**What is asked:**
Edit the records below, replacing "bounding box" with "enclosing rectangle" and leaving everything else unchanged.
######
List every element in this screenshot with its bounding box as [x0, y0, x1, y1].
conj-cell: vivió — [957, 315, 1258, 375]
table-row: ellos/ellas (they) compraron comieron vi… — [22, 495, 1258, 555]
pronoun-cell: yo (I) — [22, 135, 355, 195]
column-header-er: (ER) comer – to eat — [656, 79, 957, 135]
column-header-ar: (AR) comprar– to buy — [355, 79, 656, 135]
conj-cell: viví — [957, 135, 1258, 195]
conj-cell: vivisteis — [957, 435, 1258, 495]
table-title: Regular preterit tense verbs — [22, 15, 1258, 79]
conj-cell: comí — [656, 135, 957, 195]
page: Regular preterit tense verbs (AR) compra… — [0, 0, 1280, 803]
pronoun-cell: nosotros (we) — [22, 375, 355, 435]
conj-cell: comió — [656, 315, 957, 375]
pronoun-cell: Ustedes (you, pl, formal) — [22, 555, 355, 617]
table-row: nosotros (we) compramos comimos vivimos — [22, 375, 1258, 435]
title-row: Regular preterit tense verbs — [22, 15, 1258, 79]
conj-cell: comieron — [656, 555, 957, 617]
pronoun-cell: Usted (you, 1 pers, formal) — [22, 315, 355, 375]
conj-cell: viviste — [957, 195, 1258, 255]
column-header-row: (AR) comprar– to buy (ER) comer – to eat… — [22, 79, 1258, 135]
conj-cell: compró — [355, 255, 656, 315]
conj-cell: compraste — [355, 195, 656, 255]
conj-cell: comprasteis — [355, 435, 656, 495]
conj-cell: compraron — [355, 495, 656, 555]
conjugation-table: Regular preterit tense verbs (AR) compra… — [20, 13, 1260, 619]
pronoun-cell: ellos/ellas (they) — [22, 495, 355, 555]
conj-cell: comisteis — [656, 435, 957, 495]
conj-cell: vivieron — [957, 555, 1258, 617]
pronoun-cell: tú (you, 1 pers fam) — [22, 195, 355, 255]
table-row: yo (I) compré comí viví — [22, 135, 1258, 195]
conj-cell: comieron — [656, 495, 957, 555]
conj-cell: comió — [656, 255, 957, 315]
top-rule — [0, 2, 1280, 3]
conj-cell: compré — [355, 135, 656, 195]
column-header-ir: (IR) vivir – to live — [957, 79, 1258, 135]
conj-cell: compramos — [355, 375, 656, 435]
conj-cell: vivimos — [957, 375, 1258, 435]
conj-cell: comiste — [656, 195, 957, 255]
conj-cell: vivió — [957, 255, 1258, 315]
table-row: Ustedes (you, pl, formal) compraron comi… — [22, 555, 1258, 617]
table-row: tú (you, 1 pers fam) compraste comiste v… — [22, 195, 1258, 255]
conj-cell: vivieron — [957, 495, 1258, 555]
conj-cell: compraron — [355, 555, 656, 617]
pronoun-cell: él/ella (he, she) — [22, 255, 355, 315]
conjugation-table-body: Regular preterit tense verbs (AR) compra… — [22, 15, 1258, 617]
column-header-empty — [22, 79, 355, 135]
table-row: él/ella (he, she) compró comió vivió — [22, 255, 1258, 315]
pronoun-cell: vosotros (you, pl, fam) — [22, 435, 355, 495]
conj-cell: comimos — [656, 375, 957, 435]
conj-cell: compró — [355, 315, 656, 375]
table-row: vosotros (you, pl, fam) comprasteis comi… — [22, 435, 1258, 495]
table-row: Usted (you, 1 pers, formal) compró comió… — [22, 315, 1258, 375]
######
**Answer for the task:**
List every element in this screenshot with its enclosing rectangle as [x0, y0, x1, y1].
conj-cell: vivió — [957, 315, 1258, 375]
table-row: ellos/ellas (they) compraron comieron vi… — [22, 495, 1258, 555]
pronoun-cell: yo (I) — [22, 135, 355, 195]
column-header-er: (ER) comer – to eat — [656, 79, 957, 135]
column-header-ar: (AR) comprar– to buy — [355, 79, 656, 135]
conj-cell: viví — [957, 135, 1258, 195]
conj-cell: vivisteis — [957, 435, 1258, 495]
table-title: Regular preterit tense verbs — [22, 15, 1258, 79]
conj-cell: comí — [656, 135, 957, 195]
page: Regular preterit tense verbs (AR) compra… — [0, 0, 1280, 803]
pronoun-cell: nosotros (we) — [22, 375, 355, 435]
conj-cell: comió — [656, 315, 957, 375]
pronoun-cell: Ustedes (you, pl, formal) — [22, 555, 355, 617]
table-row: nosotros (we) compramos comimos vivimos — [22, 375, 1258, 435]
title-row: Regular preterit tense verbs — [22, 15, 1258, 79]
conj-cell: comieron — [656, 555, 957, 617]
pronoun-cell: Usted (you, 1 pers, formal) — [22, 315, 355, 375]
conj-cell: viviste — [957, 195, 1258, 255]
column-header-row: (AR) comprar– to buy (ER) comer – to eat… — [22, 79, 1258, 135]
conj-cell: compró — [355, 255, 656, 315]
conj-cell: compraste — [355, 195, 656, 255]
conj-cell: comprasteis — [355, 435, 656, 495]
conj-cell: compraron — [355, 495, 656, 555]
conjugation-table: Regular preterit tense verbs (AR) compra… — [20, 13, 1260, 619]
pronoun-cell: ellos/ellas (they) — [22, 495, 355, 555]
conj-cell: comisteis — [656, 435, 957, 495]
conj-cell: vivieron — [957, 555, 1258, 617]
pronoun-cell: tú (you, 1 pers fam) — [22, 195, 355, 255]
table-row: yo (I) compré comí viví — [22, 135, 1258, 195]
conj-cell: comieron — [656, 495, 957, 555]
conj-cell: comió — [656, 255, 957, 315]
top-rule — [0, 2, 1280, 3]
conj-cell: compré — [355, 135, 656, 195]
column-header-ir: (IR) vivir – to live — [957, 79, 1258, 135]
conj-cell: compramos — [355, 375, 656, 435]
conj-cell: vivimos — [957, 375, 1258, 435]
conj-cell: comiste — [656, 195, 957, 255]
conj-cell: vivió — [957, 255, 1258, 315]
table-row: Ustedes (you, pl, formal) compraron comi… — [22, 555, 1258, 617]
table-row: tú (you, 1 pers fam) compraste comiste v… — [22, 195, 1258, 255]
conj-cell: vivieron — [957, 495, 1258, 555]
conj-cell: compraron — [355, 555, 656, 617]
pronoun-cell: él/ella (he, she) — [22, 255, 355, 315]
conjugation-table-body: Regular preterit tense verbs (AR) compra… — [22, 15, 1258, 617]
column-header-empty — [22, 79, 355, 135]
table-row: él/ella (he, she) compró comió vivió — [22, 255, 1258, 315]
pronoun-cell: vosotros (you, pl, fam) — [22, 435, 355, 495]
conj-cell: comimos — [656, 375, 957, 435]
conj-cell: compró — [355, 315, 656, 375]
table-row: vosotros (you, pl, fam) comprasteis comi… — [22, 435, 1258, 495]
table-row: Usted (you, 1 pers, formal) compró comió… — [22, 315, 1258, 375]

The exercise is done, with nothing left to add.